Copy exactly, and only, the lines from the line containing "Read this page and output its text content." through the last line of the records below, both included, and leave out any pictures.

Dataset entries:

────────────────────────────────────────

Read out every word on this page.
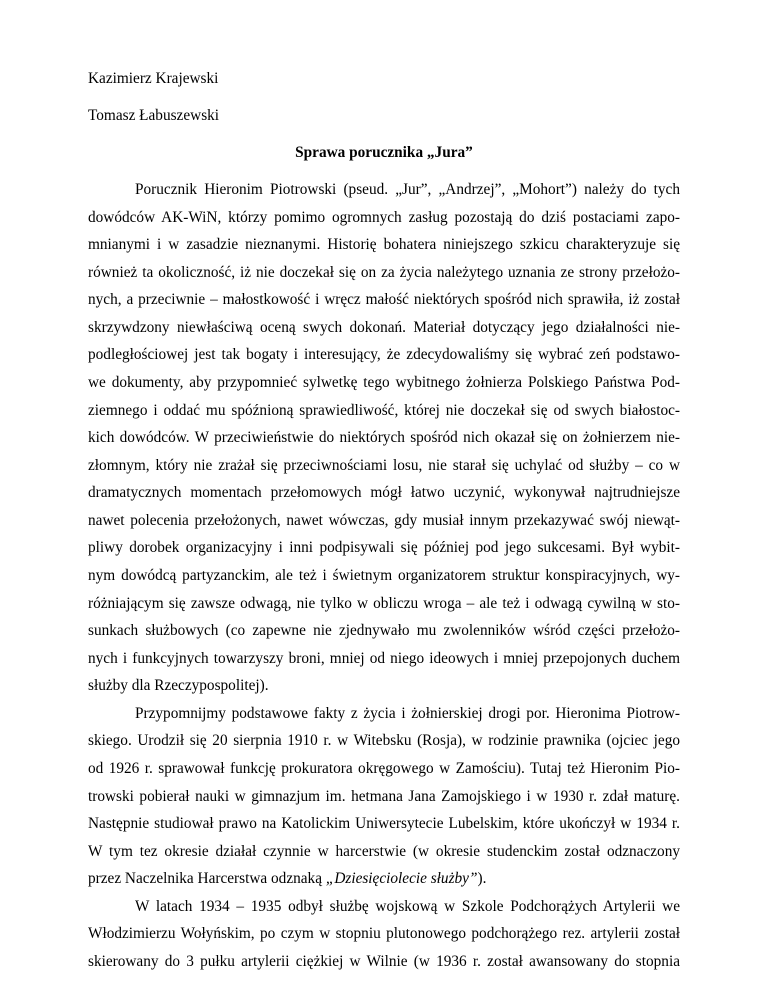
Kazimierz Krajewski
Tomasz Łabuszewski
Sprawa porucznika „Jura”
Porucznik Hieronim Piotrowski (pseud. „Jur”, „Andrzej”, „Mohort”) należy do tych
dowódców AK-WiN, którzy pomimo ogromnych zasług pozostają do dziś postaciami zapo-
mnianymi i w zasadzie nieznanymi. Historię bohatera niniejszego szkicu charakteryzuje się
również ta okoliczność, iż nie doczekał się on za życia należytego uznania ze strony przełożo-
nych, a przeciwnie – małostkowość i wręcz małość niektórych spośród nich sprawiła, iż został
skrzywdzony niewłaściwą oceną swych dokonań. Materiał dotyczący jego działalności nie-
podległościowej jest tak bogaty i interesujący, że zdecydowaliśmy się wybrać zeń podstawo-
we dokumenty, aby przypomnieć sylwetkę tego wybitnego żołnierza Polskiego Państwa Pod-
ziemnego i oddać mu spóźnioną sprawiedliwość, której nie doczekał się od swych białostoc-
kich dowódców. W przeciwieństwie do niektórych spośród nich okazał się on żołnierzem nie-
złomnym, który nie zrażał się przeciwnościami losu, nie starał się uchylać od służby – co w
dramatycznych momentach przełomowych mógł łatwo uczynić, wykonywał najtrudniejsze
nawet polecenia przełożonych, nawet wówczas, gdy musiał innym przekazywać swój niewąt-
pliwy dorobek organizacyjny i inni podpisywali się później pod jego sukcesami. Był wybit-
nym dowódcą partyzanckim, ale też i świetnym organizatorem struktur konspiracyjnych, wy-
różniającym się zawsze odwagą, nie tylko w obliczu wroga – ale też i odwagą cywilną w sto-
sunkach służbowych (co zapewne nie zjednywało mu zwolenników wśród części przełożo-
nych i funkcyjnych towarzyszy broni, mniej od niego ideowych i mniej przepojonych duchem
służby dla Rzeczypospolitej).
Przypomnijmy podstawowe fakty z życia i żołnierskiej drogi por. Hieronima Piotrow-
skiego. Urodził się 20 sierpnia 1910 r. w Witebsku (Rosja), w rodzinie prawnika (ojciec jego
od 1926 r. sprawował funkcję prokuratora okręgowego w Zamościu). Tutaj też Hieronim Pio-
trowski pobierał nauki w gimnazjum im. hetmana Jana Zamojskiego i w 1930 r. zdał maturę.
Następnie studiował prawo na Katolickim Uniwersytecie Lubelskim, które ukończył w 1934 r.
W tym tez okresie działał czynnie w harcerstwie (w okresie studenckim został odznaczony
przez Naczelnika Harcerstwa odznaką „Dziesięciolecie służby”).
W latach 1934 – 1935 odbył służbę wojskową w Szkole Podchorążych Artylerii we
Włodzimierzu Wołyńskim, po czym w stopniu plutonowego podchorążego rez. artylerii został
skierowany do 3 pułku artylerii ciężkiej w Wilnie (w 1936 r. został awansowany do stopnia
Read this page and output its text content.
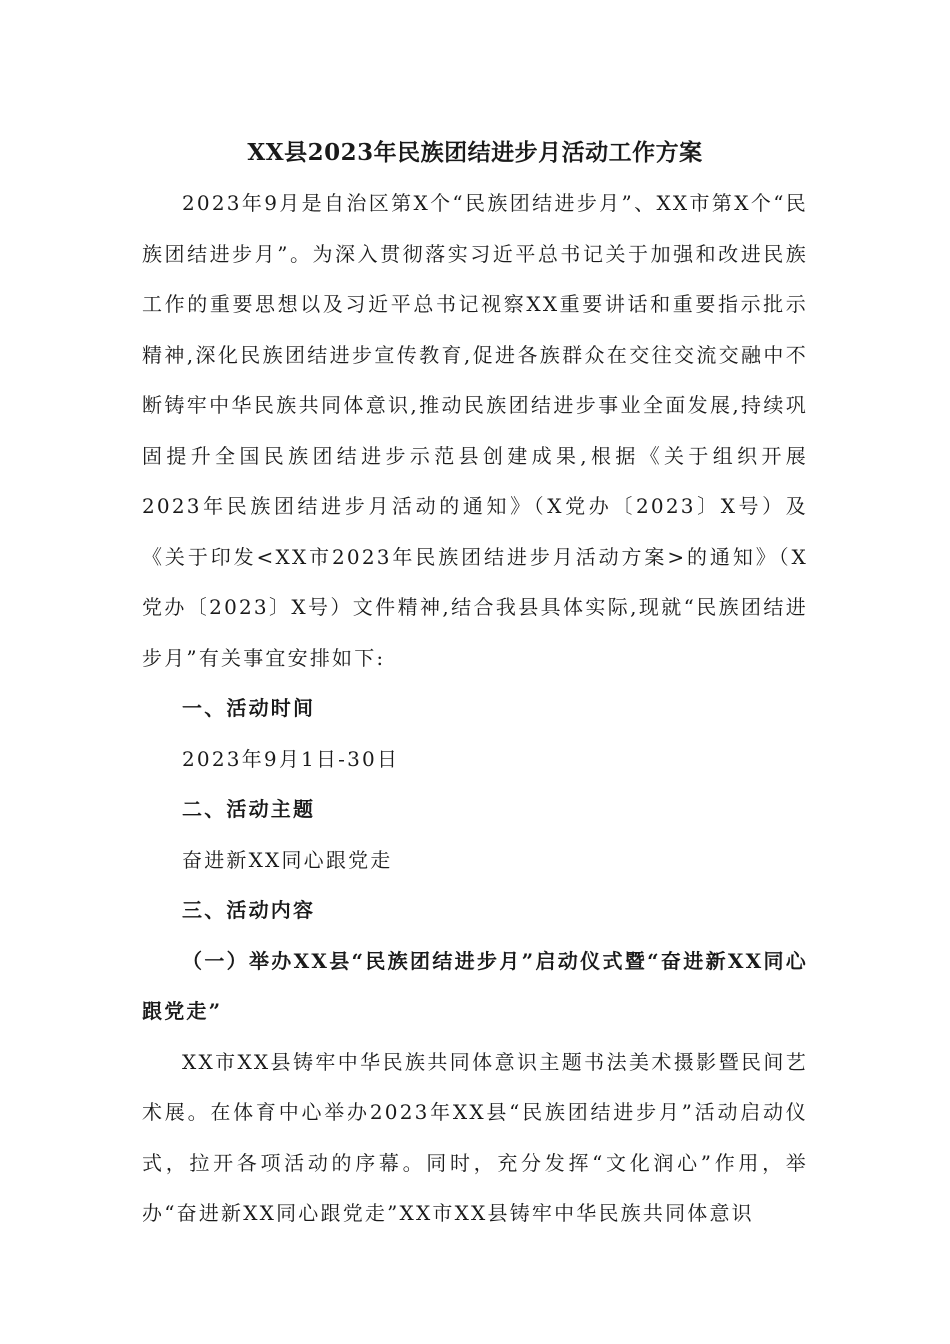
XX县2023年民族团结进步月活动工作方案

2023年9月是自治区第X个“民族团结进步月”、XX市第X个“民族团结进步月”。为深入贯彻落实习近平总书记关于加强和改进民族工作的重要思想以及习近平总书记视察XX重要讲话和重要指示批示精神,深化民族团结进步宣传教育,促进各族群众在交往交流交融中不断铸牢中华民族共同体意识,推动民族团结进步事业全面发展,持续巩固提升全国民族团结进步示范县创建成果,根据《关于组织开展2023年民族团结进步月活动的通知》（X党办〔2023〕X号）及《关于印发<XX市2023年民族团结进步月活动方案>的通知》（X党办〔2023〕X号）文件精神,结合我县具体实际,现就“民族团结进步月”有关事宜安排如下:

一、活动时间

2023年9月1日-30日

二、活动主题

奋进新XX同心跟党走

三、活动内容

（一）举办XX县“民族团结进步月”启动仪式暨“奋进新XX同心跟党走”

XX市XX县铸牢中华民族共同体意识主题书法美术摄影暨民间艺术展。在体育中心举办2023年XX县“民族团结进步月”活动启动仪式，拉开各项活动的序幕。同时，充分发挥“文化润心”作用，举办“奋进新XX同心跟党走”XX市XX县铸牢中华民族共同体意识
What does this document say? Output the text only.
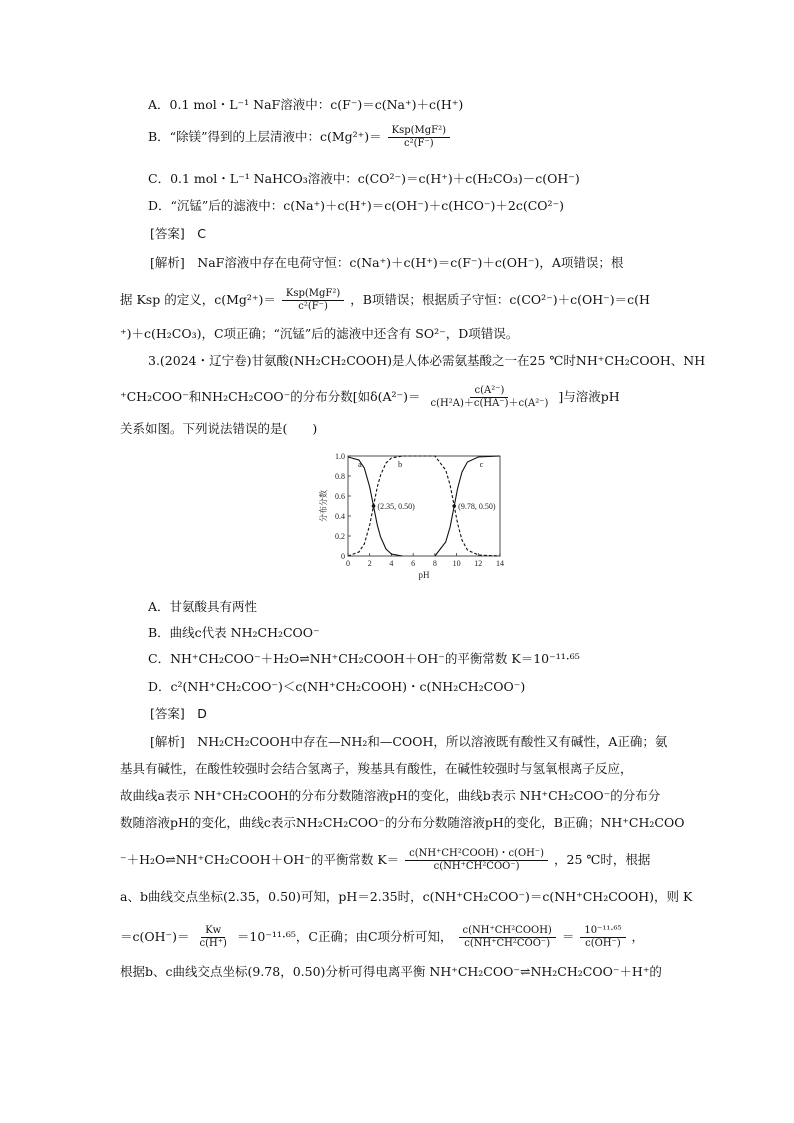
A．0.1 mol・L⁻¹ NaF溶液中：c(F⁻)＝c(Na⁺)＋c(H⁺)
B．“除镁”得到的上层清液中：$c(Mg^{2+})= \frac{\text{Ksp(MgF²)}}{\text{c²(F⁻)}}$
C．0.1 mol・L⁻¹ NaHCO₃溶液中：c(CO²⁻)＝c(H⁺)＋c(H₂CO₃)－c(OH⁻)
D．“沉锰”后的滤液中：c(Na⁺)＋c(H⁺)＝c(OH⁻)＋c(HCO⁻)＋2c(CO²⁻)
[答案]　C
[解析]　NaF溶液中存在电荷守恒：c(Na⁺)＋c(H⁺)＝c(F⁻)＋c(OH⁻)，A项错误；根
据 Ksp 的定义，$c(Mg^{2+})= \frac{\text{Ksp(MgF²)}}{\text{c²(F⁻)}}$ ，B项错误；根据质子守恒：c(CO²⁻)＋c(OH⁻)＝c(H
⁺)＋c(H₂CO₃)，C项正确；“沉锰”后的滤液中还含有 SO²⁻，D项错误。
3.(2024・辽宁卷)甘氨酸(NH₂CH₂COOH)是人体必需氨基酸之一在25 ℃时NH⁺CH₂COOH、NH
⁺CH₂COO⁻和NH₂CH₂COO⁻的分布分数[如$\delta(A^{2-})= \frac{\text{c(A²⁻)}}{\text{c(H²A)＋c(HA⁻)＋c(A²⁻)}}$ ]与溶液pH
关系如图。下列说法错误的是(　　)
0 2 4 6 8 10 12 14
0
0.2
0.4
0.6
0.8
1.0
pH
分布分数
a	b	c
(2.35, 0.50)	(9.78, 0.50)
A．甘氨酸具有两性
B．曲线c代表 NH₂CH₂COO⁻
C．NH⁺CH₂COO⁻＋H₂O⇌NH⁺CH₂COOH＋OH⁻的平衡常数 K＝10⁻¹¹·⁶⁵
D．c²(NH⁺CH₂COO⁻)＜c(NH⁺CH₂COOH)・c(NH₂CH₂COO⁻)
[答案]　D
[解析]　NH₂CH₂COOH中存在—NH₂和—COOH，所以溶液既有酸性又有碱性，A正确；氨
基具有碱性，在酸性较强时会结合氢离子，羧基具有酸性，在碱性较强时与氢氧根离子反应，
故曲线a表示 NH⁺CH₂COOH的分布分数随溶液pH的变化，曲线b表示 NH⁺CH₂COO⁻的分布分
数随溶液pH的变化，曲线c表示NH₂CH₂COO⁻的分布分数随溶液pH的变化，B正确；NH⁺CH₂COO
⁻＋H₂O⇌NH⁺CH₂COOH＋OH⁻的平衡常数 $K= \frac{\text{c(NH⁺CH²COOH)・c(OH⁻)}}{\text{c(NH⁺CH²COO⁻)}}$ ，25 ℃时，根据
a、b曲线交点坐标(2.35，0.50)可知，pH＝2.35时，c(NH⁺CH₂COO⁻)＝c(NH⁺CH₂COOH)，则 K
$=c(OH^-)= \frac{Kw}{c(H^+)} =10^{-11}\cdot^{65}$，C正确；由C项分析可知， $\frac{\text{c(NH⁺CH²COOH)}}{\text{c(NH⁺CH²COO⁻)}} = \frac{\text{10⁻¹¹·⁶⁵}}{c(OH^-)}$ ，
根据b、c曲线交点坐标(9.78，0.50)分析可得电离平衡 NH⁺CH₂COO⁻⇌NH₂CH₂COO⁻＋H⁺的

────────────────────────────────────────

SOLUTION FOR THIS EXERCISE:
Read this page and output its text content.
XX县2023年民族团结进步月活动工作方案

2023年9月是自治区第X个“民族团结进步月”、XX市第X个“民族团结进步月”。为深入贯彻落实习近平总书记关于加强和改进民族工作的重要思想以及习近平总书记视察XX重要讲话和重要指示批示精神,深化民族团结进步宣传教育,促进各族群众在交往交流交融中不断铸牢中华民族共同体意识,推动民族团结进步事业全面发展,持续巩固提升全国民族团结进步示范县创建成果,根据《关于组织开展2023年民族团结进步月活动的通知》（X党办〔2023〕X号）及《关于印发<XX市2023年民族团结进步月活动方案>的通知》（X党办〔2023〕X号）文件精神,结合我县具体实际,现就“民族团结进步月”有关事宜安排如下:

一、活动时间

2023年9月1日-30日

二、活动主题

奋进新XX同心跟党走

三、活动内容

（一）举办XX县“民族团结进步月”启动仪式暨“奋进新XX同心跟党走”

XX市XX县铸牢中华民族共同体意识主题书法美术摄影暨民间艺术展。在体育中心举办2023年XX县“民族团结进步月”活动启动仪式，拉开各项活动的序幕。同时，充分发挥“文化润心”作用，举办“奋进新XX同心跟党走”XX市XX县铸牢中华民族共同体意识
What does this document say? Output the text only.
A．0.1 mol・L⁻¹ NaF溶液中：c(F⁻)＝c(Na⁺)＋c(H⁺)
B．“除镁”得到的上层清液中：$c(Mg^{2+})= \frac{\text{Ksp(MgF²)}}{\text{c²(F⁻)}}$
C．0.1 mol・L⁻¹ NaHCO₃溶液中：c(CO²⁻)＝c(H⁺)＋c(H₂CO₃)－c(OH⁻)
D．“沉锰”后的滤液中：c(Na⁺)＋c(H⁺)＝c(OH⁻)＋c(HCO⁻)＋2c(CO²⁻)
[答案]　C
[解析]　NaF溶液中存在电荷守恒：c(Na⁺)＋c(H⁺)＝c(F⁻)＋c(OH⁻)，A项错误；根
据 Ksp 的定义，$c(Mg^{2+})= \frac{\text{Ksp(MgF²)}}{\text{c²(F⁻)}}$ ，B项错误；根据质子守恒：c(CO²⁻)＋c(OH⁻)＝c(H
⁺)＋c(H₂CO₃)，C项正确；“沉锰”后的滤液中还含有 SO²⁻，D项错误。
3.(2024・辽宁卷)甘氨酸(NH₂CH₂COOH)是人体必需氨基酸之一在25 ℃时NH⁺CH₂COOH、NH
⁺CH₂COO⁻和NH₂CH₂COO⁻的分布分数[如$\delta(A^{2-})= \frac{\text{c(A²⁻)}}{\text{c(H²A)＋c(HA⁻)＋c(A²⁻)}}$ ]与溶液pH
关系如图。下列说法错误的是(　　)
0 2 4 6 8 10 12 14
0
0.2
0.4
0.6
0.8
1.0
pH
分布分数
a	b	c
(2.35, 0.50)	(9.78, 0.50)
A．甘氨酸具有两性
B．曲线c代表 NH₂CH₂COO⁻
C．NH⁺CH₂COO⁻＋H₂O⇌NH⁺CH₂COOH＋OH⁻的平衡常数 K＝10⁻¹¹·⁶⁵
D．c²(NH⁺CH₂COO⁻)＜c(NH⁺CH₂COOH)・c(NH₂CH₂COO⁻)
[答案]　D
[解析]　NH₂CH₂COOH中存在—NH₂和—COOH，所以溶液既有酸性又有碱性，A正确；氨
基具有碱性，在酸性较强时会结合氢离子，羧基具有酸性，在碱性较强时与氢氧根离子反应，
故曲线a表示 NH⁺CH₂COOH的分布分数随溶液pH的变化，曲线b表示 NH⁺CH₂COO⁻的分布分
数随溶液pH的变化，曲线c表示NH₂CH₂COO⁻的分布分数随溶液pH的变化，B正确；NH⁺CH₂COO
⁻＋H₂O⇌NH⁺CH₂COOH＋OH⁻的平衡常数 $K= \frac{\text{c(NH⁺CH²COOH)・c(OH⁻)}}{\text{c(NH⁺CH²COO⁻)}}$ ，25 ℃时，根据
a、b曲线交点坐标(2.35，0.50)可知，pH＝2.35时，c(NH⁺CH₂COO⁻)＝c(NH⁺CH₂COOH)，则 K
$=c(OH^-)= \frac{Kw}{c(H^+)} =10^{-11}\cdot^{65}$，C正确；由C项分析可知， $\frac{\text{c(NH⁺CH²COOH)}}{\text{c(NH⁺CH²COO⁻)}} = \frac{\text{10⁻¹¹·⁶⁵}}{c(OH^-)}$ ，
根据b、c曲线交点坐标(9.78，0.50)分析可得电离平衡 NH⁺CH₂COO⁻⇌NH₂CH₂COO⁻＋H⁺的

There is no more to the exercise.